══ INFORMATION SHOWN

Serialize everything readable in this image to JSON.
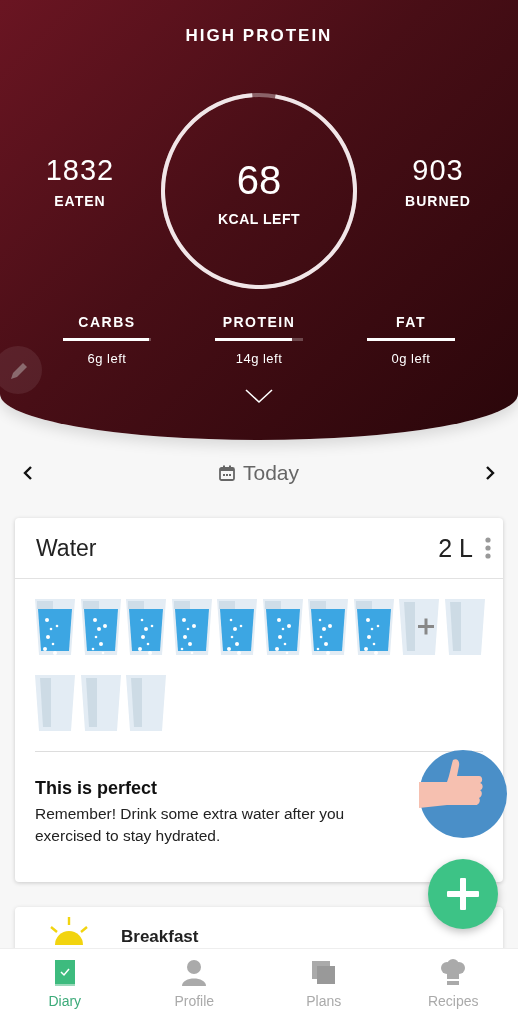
{
  "header": {
    "title": "HIGH PROTEIN",
    "eaten": {
      "value": "1832",
      "label": "EATEN"
    },
    "ring": {
      "value": "68",
      "label": "KCAL LEFT",
      "level": 0.96
    },
    "burned": {
      "value": "903",
      "label": "BURNED"
    },
    "macros": [
      {
        "name": "CARBS",
        "level": 0.98,
        "left": "6g left"
      },
      {
        "name": "PROTEIN",
        "level": 0.88,
        "left": "14g left"
      },
      {
        "name": "FAT",
        "level": 1,
        "left": "0g left"
      }
    ]
  },
  "date_bar": {
    "label": "Today"
  },
  "water": {
    "title": "Water",
    "amount": "2 L",
    "glasses": [
      {
        "kind": "full"
      },
      {
        "kind": "full"
      },
      {
        "kind": "full"
      },
      {
        "kind": "full"
      },
      {
        "kind": "full"
      },
      {
        "kind": "full"
      },
      {
        "kind": "full"
      },
      {
        "kind": "full"
      },
      {
        "kind": "add"
      },
      {
        "kind": "empty"
      },
      {
        "kind": "empty"
      },
      {
        "kind": "empty"
      },
      {
        "kind": "empty"
      }
    ],
    "tip": {
      "title": "This is perfect",
      "text": "Remember! Drink some extra water after you exercised to stay hydrated."
    }
  },
  "meal": {
    "title": "Breakfast"
  },
  "nav": [
    {
      "label": "Diary",
      "selected": true,
      "kind": "diary"
    },
    {
      "label": "Profile",
      "selected": false,
      "kind": "profile"
    },
    {
      "label": "Plans",
      "selected": false,
      "kind": "plans"
    },
    {
      "label": "Recipes",
      "selected": false,
      "kind": "recipes"
    }
  ]
}
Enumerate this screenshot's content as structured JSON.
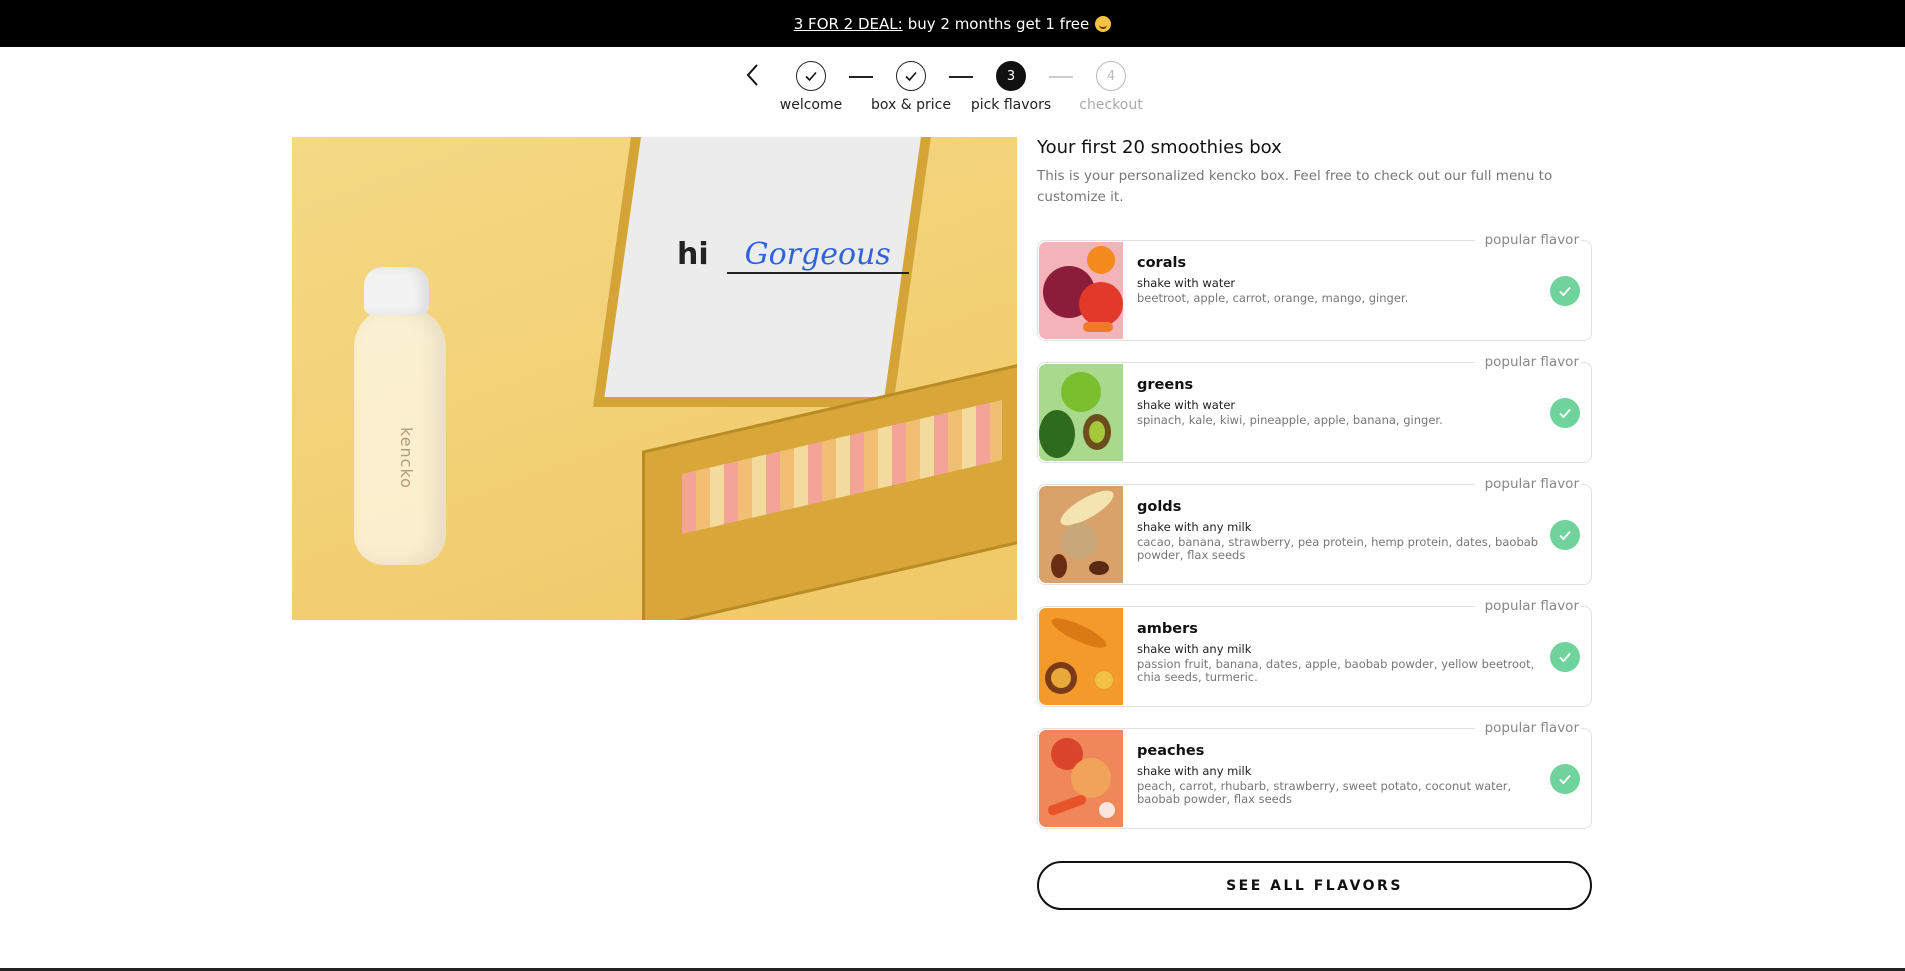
{
  "promo": {
    "deal_label": "3 FOR 2 DEAL:",
    "text": "buy 2 months get 1 free"
  },
  "stepper": {
    "steps": [
      {
        "label": "welcome",
        "state": "done"
      },
      {
        "label": "box & price",
        "state": "done"
      },
      {
        "label": "pick flavors",
        "number": "3",
        "state": "active"
      },
      {
        "label": "checkout",
        "number": "4",
        "state": "pending"
      }
    ]
  },
  "hero": {
    "greeting": "hi",
    "name": "Gorgeous",
    "bottle_brand": "kencko"
  },
  "panel": {
    "title": "Your first 20 smoothies box",
    "intro": "This is your personalized kencko box. Feel free to check out our full menu to customize it."
  },
  "flavors": [
    {
      "tag": "popular flavor",
      "name": "corals",
      "shake": "shake with water",
      "ingredients": "beetroot, apple, carrot, orange, mango, ginger."
    },
    {
      "tag": "popular flavor",
      "name": "greens",
      "shake": "shake with water",
      "ingredients": "spinach, kale, kiwi, pineapple, apple, banana, ginger."
    },
    {
      "tag": "popular flavor",
      "name": "golds",
      "shake": "shake with any milk",
      "ingredients": "cacao, banana, strawberry, pea protein, hemp protein, dates, baobab powder, flax seeds"
    },
    {
      "tag": "popular flavor",
      "name": "ambers",
      "shake": "shake with any milk",
      "ingredients": "passion fruit, banana, dates, apple, baobab powder, yellow beetroot, chia seeds, turmeric."
    },
    {
      "tag": "popular flavor",
      "name": "peaches",
      "shake": "shake with any milk",
      "ingredients": "peach, carrot, rhubarb, strawberry, sweet potato, coconut water, baobab powder, flax seeds"
    }
  ],
  "see_all_label": "SEE ALL FLAVORS",
  "colors": {
    "promo_bg": "#000000",
    "check_green": "#6fd39b",
    "hero_bg": "#f3d27a"
  }
}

════

### DESCRIPTION OF THE TASK
Leave every picture out. Retype the remaining data exactly.

### EXERCISE ANSWER
Serialize everything readable in this image to JSON.
{
  "header": {
    "title": "HIGH PROTEIN",
    "eaten": {
      "value": "1832",
      "label": "EATEN"
    },
    "ring": {
      "value": "68",
      "label": "KCAL LEFT",
      "level": 0.96
    },
    "burned": {
      "value": "903",
      "label": "BURNED"
    },
    "macros": [
      {
        "name": "CARBS",
        "level": 0.98,
        "left": "6g left"
      },
      {
        "name": "PROTEIN",
        "level": 0.88,
        "left": "14g left"
      },
      {
        "name": "FAT",
        "level": 1,
        "left": "0g left"
      }
    ]
  },
  "date_bar": {
    "label": "Today"
  },
  "water": {
    "title": "Water",
    "amount": "2 L",
    "glasses": [
      {
        "kind": "full"
      },
      {
        "kind": "full"
      },
      {
        "kind": "full"
      },
      {
        "kind": "full"
      },
      {
        "kind": "full"
      },
      {
        "kind": "full"
      },
      {
        "kind": "full"
      },
      {
        "kind": "full"
      },
      {
        "kind": "add"
      },
      {
        "kind": "empty"
      },
      {
        "kind": "empty"
      },
      {
        "kind": "empty"
      },
      {
        "kind": "empty"
      }
    ],
    "tip": {
      "title": "This is perfect",
      "text": "Remember! Drink some extra water after you exercised to stay hydrated."
    }
  },
  "meal": {
    "title": "Breakfast"
  },
  "nav": [
    {
      "label": "Diary",
      "selected": true,
      "kind": "diary"
    },
    {
      "label": "Profile",
      "selected": false,
      "kind": "profile"
    },
    {
      "label": "Plans",
      "selected": false,
      "kind": "plans"
    },
    {
      "label": "Recipes",
      "selected": false,
      "kind": "recipes"
    }
  ]
}
Enumerate this screenshot's content as structured JSON.
{
  "promo": {
    "deal_label": "3 FOR 2 DEAL:",
    "text": "buy 2 months get 1 free"
  },
  "stepper": {
    "steps": [
      {
        "label": "welcome",
        "state": "done"
      },
      {
        "label": "box & price",
        "state": "done"
      },
      {
        "label": "pick flavors",
        "number": "3",
        "state": "active"
      },
      {
        "label": "checkout",
        "number": "4",
        "state": "pending"
      }
    ]
  },
  "hero": {
    "greeting": "hi",
    "name": "Gorgeous",
    "bottle_brand": "kencko"
  },
  "panel": {
    "title": "Your first 20 smoothies box",
    "intro": "This is your personalized kencko box. Feel free to check out our full menu to customize it."
  },
  "flavors": [
    {
      "tag": "popular flavor",
      "name": "corals",
      "shake": "shake with water",
      "ingredients": "beetroot, apple, carrot, orange, mango, ginger."
    },
    {
      "tag": "popular flavor",
      "name": "greens",
      "shake": "shake with water",
      "ingredients": "spinach, kale, kiwi, pineapple, apple, banana, ginger."
    },
    {
      "tag": "popular flavor",
      "name": "golds",
      "shake": "shake with any milk",
      "ingredients": "cacao, banana, strawberry, pea protein, hemp protein, dates, baobab powder, flax seeds"
    },
    {
      "tag": "popular flavor",
      "name": "ambers",
      "shake": "shake with any milk",
      "ingredients": "passion fruit, banana, dates, apple, baobab powder, yellow beetroot, chia seeds, turmeric."
    },
    {
      "tag": "popular flavor",
      "name": "peaches",
      "shake": "shake with any milk",
      "ingredients": "peach, carrot, rhubarb, strawberry, sweet potato, coconut water, baobab powder, flax seeds"
    }
  ],
  "see_all_label": "SEE ALL FLAVORS",
  "colors": {
    "promo_bg": "#000000",
    "check_green": "#6fd39b",
    "hero_bg": "#f3d27a"
  }
}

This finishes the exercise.